*Exercise*
Single out each line with the word "Transfusion" and copy it.

-- START Information supplied --

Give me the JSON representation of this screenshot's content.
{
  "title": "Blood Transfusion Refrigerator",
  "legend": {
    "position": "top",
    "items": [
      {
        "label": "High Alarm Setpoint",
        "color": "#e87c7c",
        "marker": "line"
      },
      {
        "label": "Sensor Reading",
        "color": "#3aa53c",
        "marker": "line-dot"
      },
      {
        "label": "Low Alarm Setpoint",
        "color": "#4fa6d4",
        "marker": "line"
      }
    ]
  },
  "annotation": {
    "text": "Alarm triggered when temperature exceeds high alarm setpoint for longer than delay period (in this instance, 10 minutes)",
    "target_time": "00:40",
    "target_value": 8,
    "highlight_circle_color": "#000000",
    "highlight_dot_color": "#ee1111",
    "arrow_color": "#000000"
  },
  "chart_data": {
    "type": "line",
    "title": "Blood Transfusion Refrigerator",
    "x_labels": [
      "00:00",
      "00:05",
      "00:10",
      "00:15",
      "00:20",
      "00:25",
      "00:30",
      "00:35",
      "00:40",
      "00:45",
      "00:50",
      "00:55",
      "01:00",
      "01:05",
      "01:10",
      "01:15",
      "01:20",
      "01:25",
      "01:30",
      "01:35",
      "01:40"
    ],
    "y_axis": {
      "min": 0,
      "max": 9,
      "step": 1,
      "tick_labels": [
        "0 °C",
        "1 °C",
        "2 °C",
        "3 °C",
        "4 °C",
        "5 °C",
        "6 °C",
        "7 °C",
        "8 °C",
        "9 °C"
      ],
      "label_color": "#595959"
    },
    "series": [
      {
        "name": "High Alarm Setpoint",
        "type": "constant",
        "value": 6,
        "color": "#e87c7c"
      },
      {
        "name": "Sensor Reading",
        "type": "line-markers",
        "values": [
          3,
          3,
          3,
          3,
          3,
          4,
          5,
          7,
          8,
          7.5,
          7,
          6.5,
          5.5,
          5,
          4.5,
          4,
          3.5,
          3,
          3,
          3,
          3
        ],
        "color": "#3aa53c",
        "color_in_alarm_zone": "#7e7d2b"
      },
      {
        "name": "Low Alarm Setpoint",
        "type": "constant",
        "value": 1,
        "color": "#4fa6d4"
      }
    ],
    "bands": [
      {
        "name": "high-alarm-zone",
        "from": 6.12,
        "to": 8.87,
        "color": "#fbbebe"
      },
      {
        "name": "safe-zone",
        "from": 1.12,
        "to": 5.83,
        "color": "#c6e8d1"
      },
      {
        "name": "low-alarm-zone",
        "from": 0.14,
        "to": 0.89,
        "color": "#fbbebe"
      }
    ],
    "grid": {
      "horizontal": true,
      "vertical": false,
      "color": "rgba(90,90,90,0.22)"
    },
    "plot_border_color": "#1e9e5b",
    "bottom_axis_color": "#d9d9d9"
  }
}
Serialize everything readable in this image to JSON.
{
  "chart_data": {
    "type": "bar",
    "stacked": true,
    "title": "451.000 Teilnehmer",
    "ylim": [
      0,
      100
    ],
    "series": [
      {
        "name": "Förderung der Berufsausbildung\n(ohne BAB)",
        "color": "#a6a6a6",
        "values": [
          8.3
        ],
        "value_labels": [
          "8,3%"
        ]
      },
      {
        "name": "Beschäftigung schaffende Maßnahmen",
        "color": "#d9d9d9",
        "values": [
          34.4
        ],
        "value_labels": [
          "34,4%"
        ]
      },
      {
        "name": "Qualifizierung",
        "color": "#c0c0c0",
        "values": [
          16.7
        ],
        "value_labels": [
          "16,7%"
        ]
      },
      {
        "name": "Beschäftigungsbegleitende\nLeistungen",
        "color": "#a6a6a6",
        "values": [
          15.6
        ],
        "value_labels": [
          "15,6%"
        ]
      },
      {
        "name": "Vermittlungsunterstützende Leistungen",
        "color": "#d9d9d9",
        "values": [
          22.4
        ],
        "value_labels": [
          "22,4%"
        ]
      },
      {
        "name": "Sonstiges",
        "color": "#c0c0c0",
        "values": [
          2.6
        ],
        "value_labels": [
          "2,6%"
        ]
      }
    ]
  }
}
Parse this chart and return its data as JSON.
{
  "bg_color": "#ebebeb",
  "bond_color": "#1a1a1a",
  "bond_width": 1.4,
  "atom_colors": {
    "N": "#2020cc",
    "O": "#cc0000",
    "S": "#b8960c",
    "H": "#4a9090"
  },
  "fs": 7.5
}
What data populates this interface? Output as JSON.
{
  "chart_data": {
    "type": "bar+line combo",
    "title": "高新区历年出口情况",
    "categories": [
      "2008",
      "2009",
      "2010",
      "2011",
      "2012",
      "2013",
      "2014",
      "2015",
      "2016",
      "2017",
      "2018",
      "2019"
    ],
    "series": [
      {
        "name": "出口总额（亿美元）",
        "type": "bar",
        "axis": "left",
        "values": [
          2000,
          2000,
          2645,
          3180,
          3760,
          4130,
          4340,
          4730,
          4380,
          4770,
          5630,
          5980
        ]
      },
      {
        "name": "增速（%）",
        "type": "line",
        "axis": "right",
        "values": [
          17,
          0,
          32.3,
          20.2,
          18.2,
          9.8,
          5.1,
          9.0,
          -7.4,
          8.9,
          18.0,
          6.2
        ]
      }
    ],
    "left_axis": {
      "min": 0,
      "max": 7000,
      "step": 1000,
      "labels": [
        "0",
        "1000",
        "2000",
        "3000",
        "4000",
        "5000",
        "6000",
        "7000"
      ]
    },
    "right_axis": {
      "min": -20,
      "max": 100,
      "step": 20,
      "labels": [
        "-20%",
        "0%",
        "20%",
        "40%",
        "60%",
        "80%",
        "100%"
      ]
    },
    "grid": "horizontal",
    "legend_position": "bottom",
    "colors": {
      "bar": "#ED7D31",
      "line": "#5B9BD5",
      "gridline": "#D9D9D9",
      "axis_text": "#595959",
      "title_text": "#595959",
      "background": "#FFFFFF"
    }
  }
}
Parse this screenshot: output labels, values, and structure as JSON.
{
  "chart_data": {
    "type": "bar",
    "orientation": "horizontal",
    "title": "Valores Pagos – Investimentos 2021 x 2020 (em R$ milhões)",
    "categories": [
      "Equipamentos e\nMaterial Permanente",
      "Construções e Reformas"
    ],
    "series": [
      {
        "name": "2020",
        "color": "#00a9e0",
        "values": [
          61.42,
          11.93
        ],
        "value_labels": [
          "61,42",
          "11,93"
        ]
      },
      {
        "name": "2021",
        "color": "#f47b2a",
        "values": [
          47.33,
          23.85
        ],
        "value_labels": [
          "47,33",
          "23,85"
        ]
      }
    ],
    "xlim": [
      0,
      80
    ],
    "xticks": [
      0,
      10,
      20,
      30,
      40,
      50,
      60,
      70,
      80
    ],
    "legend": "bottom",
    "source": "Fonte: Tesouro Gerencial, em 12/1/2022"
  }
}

-- END Information supplied --

*The response*
  "title": "Blood Transfusion Refrigerator",
    "title": "Blood Transfusion Refrigerator",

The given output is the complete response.